* START *

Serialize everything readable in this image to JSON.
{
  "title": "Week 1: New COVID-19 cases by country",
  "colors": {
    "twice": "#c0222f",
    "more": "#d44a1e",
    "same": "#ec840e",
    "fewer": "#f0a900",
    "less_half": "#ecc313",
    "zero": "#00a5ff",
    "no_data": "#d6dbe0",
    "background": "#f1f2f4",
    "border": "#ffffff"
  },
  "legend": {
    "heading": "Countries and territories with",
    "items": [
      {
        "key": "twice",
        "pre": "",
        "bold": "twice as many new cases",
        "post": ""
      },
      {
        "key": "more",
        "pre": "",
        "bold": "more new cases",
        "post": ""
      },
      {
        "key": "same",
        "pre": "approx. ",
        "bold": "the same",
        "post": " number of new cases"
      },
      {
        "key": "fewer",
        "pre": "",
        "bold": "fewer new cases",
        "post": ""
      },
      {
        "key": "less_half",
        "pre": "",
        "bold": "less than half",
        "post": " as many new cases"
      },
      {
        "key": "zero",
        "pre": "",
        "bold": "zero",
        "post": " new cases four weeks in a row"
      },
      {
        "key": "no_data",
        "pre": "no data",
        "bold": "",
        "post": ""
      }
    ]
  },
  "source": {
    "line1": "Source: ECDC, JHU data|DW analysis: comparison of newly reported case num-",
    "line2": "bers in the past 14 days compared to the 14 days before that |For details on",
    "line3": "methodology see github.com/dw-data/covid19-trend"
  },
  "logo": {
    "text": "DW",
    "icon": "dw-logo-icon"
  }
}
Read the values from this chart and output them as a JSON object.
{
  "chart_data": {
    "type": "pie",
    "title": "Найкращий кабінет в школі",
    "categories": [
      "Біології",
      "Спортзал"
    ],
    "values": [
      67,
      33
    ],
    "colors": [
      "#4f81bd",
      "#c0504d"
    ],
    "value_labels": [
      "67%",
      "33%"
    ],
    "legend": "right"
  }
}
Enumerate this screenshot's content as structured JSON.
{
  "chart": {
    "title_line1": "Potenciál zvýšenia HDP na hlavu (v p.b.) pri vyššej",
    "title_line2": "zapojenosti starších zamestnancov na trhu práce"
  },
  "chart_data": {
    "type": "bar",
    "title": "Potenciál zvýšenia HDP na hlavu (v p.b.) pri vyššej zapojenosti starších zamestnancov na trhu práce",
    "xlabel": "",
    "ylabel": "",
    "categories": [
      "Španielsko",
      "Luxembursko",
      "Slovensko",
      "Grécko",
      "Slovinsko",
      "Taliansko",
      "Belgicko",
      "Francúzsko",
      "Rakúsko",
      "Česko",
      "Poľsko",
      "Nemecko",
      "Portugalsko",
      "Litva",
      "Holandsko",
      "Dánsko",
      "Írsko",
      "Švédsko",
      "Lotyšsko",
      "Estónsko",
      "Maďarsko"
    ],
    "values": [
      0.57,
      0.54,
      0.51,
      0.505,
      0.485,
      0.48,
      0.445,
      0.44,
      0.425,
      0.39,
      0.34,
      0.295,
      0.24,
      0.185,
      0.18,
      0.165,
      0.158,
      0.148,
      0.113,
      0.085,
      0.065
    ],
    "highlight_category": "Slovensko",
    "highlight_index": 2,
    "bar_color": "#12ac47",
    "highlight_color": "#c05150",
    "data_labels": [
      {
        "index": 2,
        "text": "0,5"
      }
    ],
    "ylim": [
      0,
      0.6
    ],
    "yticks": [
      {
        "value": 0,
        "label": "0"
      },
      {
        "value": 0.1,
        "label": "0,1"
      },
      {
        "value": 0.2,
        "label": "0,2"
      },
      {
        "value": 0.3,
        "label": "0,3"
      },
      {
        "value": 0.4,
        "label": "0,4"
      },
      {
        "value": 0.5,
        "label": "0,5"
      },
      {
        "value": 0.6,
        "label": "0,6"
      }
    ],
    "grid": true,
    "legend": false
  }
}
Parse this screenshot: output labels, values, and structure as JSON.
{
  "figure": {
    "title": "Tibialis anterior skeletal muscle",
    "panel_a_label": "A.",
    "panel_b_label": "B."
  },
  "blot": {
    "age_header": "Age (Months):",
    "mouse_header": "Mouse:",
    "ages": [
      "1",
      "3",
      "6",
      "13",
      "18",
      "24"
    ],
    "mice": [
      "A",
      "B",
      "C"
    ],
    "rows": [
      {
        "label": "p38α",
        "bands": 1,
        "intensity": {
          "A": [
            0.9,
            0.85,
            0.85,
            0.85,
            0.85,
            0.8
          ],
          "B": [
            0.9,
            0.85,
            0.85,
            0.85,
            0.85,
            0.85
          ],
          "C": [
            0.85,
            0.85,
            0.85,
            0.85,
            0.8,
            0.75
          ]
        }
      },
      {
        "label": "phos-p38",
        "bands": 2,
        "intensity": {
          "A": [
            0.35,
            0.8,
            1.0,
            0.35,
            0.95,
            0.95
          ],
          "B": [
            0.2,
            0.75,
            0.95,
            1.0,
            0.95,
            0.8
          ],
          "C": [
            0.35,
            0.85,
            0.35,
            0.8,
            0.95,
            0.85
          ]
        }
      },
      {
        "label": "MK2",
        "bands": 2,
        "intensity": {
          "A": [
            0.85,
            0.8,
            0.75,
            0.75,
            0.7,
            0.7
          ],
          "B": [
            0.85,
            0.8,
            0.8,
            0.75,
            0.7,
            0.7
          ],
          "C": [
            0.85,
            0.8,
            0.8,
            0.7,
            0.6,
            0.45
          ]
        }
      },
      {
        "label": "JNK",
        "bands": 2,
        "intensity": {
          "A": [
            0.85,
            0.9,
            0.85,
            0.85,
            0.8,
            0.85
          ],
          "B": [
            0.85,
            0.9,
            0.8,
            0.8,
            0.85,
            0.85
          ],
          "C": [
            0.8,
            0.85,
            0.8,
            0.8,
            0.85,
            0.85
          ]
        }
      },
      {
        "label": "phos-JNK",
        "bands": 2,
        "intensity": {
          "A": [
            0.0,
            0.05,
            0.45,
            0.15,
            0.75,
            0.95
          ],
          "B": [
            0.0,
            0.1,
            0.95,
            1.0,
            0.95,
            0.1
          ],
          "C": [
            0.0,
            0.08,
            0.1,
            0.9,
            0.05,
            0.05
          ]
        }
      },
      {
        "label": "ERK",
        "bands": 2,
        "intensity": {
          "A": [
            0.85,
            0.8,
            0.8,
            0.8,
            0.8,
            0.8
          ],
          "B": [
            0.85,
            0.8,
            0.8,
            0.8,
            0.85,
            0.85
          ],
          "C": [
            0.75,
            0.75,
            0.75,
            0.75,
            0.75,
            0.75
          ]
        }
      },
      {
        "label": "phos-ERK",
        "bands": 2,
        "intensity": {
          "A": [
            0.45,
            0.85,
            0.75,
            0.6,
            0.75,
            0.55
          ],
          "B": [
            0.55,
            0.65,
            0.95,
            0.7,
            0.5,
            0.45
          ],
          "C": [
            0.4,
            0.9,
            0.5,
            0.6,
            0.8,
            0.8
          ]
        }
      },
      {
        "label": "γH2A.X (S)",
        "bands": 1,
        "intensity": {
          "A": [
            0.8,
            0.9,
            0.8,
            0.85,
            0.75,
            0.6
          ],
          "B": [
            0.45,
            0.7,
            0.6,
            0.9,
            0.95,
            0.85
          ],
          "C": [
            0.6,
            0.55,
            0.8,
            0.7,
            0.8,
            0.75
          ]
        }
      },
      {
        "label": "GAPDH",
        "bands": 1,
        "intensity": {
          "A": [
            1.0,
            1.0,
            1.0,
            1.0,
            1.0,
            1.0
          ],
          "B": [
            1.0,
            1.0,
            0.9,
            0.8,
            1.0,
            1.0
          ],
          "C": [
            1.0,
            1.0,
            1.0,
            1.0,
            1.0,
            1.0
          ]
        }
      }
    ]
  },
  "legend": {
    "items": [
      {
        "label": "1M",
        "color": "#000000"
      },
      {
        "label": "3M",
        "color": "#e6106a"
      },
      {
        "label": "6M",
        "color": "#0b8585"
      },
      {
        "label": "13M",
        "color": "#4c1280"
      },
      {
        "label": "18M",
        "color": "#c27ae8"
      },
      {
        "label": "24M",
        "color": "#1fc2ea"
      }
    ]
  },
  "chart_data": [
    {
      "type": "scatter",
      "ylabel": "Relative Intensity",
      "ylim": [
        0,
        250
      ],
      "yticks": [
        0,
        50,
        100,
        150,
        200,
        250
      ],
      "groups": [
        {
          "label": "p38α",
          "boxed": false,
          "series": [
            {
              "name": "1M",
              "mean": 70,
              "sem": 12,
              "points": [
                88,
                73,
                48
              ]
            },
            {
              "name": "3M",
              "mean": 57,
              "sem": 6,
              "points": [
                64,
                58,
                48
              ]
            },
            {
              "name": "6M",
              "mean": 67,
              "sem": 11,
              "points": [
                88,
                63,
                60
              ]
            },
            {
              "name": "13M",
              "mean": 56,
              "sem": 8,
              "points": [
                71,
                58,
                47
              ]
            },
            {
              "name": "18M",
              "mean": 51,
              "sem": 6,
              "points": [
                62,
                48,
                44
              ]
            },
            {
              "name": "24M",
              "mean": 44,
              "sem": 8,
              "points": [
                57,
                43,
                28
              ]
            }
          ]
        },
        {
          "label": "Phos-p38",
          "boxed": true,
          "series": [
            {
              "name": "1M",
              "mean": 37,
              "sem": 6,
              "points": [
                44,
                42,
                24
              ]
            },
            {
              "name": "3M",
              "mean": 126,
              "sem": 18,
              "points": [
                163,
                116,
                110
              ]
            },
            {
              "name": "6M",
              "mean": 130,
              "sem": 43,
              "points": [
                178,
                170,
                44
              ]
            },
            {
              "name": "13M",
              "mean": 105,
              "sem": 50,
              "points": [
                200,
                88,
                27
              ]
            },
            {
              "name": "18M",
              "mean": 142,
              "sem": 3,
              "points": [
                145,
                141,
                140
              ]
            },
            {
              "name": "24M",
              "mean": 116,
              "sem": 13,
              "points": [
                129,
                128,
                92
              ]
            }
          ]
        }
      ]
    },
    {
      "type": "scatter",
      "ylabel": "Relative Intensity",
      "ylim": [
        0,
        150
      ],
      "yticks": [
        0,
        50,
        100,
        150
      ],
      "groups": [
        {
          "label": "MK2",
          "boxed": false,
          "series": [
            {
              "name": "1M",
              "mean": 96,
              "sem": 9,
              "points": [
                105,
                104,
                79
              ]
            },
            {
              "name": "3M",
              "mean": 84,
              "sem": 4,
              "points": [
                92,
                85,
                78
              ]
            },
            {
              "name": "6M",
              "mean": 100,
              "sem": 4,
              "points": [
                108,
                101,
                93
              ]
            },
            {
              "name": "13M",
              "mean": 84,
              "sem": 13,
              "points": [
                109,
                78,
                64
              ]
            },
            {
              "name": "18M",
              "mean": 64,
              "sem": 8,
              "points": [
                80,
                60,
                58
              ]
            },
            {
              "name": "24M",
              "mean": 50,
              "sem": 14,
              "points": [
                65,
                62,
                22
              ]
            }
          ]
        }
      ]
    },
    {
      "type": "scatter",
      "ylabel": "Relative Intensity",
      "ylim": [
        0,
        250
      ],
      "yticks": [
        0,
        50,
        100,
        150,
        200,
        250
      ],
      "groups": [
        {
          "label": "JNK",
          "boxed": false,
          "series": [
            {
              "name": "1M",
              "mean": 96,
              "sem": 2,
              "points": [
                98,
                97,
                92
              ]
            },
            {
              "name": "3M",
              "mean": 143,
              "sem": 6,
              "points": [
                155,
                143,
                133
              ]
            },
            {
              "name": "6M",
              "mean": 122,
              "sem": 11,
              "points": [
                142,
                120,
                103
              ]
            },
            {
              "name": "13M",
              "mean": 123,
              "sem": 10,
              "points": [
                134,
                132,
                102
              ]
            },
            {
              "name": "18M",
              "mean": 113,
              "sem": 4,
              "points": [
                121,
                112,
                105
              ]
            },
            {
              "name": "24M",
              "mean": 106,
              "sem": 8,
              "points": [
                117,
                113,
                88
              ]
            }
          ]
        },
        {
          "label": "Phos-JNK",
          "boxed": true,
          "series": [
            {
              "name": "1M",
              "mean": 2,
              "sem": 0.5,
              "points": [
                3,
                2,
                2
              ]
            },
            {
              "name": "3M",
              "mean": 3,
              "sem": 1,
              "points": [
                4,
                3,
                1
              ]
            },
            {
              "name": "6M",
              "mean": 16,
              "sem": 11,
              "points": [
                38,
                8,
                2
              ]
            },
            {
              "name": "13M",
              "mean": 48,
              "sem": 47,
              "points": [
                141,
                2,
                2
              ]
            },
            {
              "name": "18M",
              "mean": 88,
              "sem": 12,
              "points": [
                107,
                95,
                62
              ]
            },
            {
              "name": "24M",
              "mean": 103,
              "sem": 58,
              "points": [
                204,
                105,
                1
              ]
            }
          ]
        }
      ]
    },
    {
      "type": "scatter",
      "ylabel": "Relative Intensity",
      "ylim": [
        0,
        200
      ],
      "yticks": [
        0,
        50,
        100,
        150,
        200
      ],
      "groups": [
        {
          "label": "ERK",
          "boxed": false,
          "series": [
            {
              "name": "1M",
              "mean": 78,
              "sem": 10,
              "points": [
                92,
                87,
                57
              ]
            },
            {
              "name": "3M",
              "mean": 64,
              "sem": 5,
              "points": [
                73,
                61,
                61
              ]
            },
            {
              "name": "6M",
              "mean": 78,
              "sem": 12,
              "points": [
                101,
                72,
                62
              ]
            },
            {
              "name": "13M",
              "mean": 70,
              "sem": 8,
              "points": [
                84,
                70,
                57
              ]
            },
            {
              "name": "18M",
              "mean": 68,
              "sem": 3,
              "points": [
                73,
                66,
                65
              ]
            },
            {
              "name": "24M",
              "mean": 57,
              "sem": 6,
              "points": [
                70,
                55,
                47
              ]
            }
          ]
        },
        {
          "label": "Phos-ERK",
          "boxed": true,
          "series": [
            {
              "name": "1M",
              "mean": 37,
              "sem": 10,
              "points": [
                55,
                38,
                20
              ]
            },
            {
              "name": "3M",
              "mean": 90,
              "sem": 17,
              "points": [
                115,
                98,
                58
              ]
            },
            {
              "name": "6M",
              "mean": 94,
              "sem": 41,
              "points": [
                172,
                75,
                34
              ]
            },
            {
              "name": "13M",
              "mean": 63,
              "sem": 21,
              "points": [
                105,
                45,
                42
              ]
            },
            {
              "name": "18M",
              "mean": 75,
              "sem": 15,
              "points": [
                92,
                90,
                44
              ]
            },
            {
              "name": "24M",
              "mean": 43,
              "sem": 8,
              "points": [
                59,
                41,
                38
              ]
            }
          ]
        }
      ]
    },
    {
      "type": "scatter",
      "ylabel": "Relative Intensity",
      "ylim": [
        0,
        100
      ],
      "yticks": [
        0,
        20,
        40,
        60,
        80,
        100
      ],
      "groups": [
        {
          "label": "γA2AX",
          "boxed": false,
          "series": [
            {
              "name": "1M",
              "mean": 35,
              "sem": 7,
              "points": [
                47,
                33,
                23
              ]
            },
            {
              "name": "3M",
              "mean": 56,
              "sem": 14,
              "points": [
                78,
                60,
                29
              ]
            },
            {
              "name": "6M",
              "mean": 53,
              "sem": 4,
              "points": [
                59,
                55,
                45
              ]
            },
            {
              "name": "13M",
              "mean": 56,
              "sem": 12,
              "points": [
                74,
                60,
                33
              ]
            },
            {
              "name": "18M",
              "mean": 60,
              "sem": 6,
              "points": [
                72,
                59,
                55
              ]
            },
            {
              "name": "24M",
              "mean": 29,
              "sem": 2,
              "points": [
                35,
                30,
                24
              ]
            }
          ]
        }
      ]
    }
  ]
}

* END *

[Exercise]:
Copy each line of the data that contains the word "this".

[Expected output]:
Serialize everything readable in this image to JSON.
Read the values from this chart and output them as a JSON object.
Enumerate this screenshot's content as structured JSON.
Parse this screenshot: output labels, values, and structure as JSON.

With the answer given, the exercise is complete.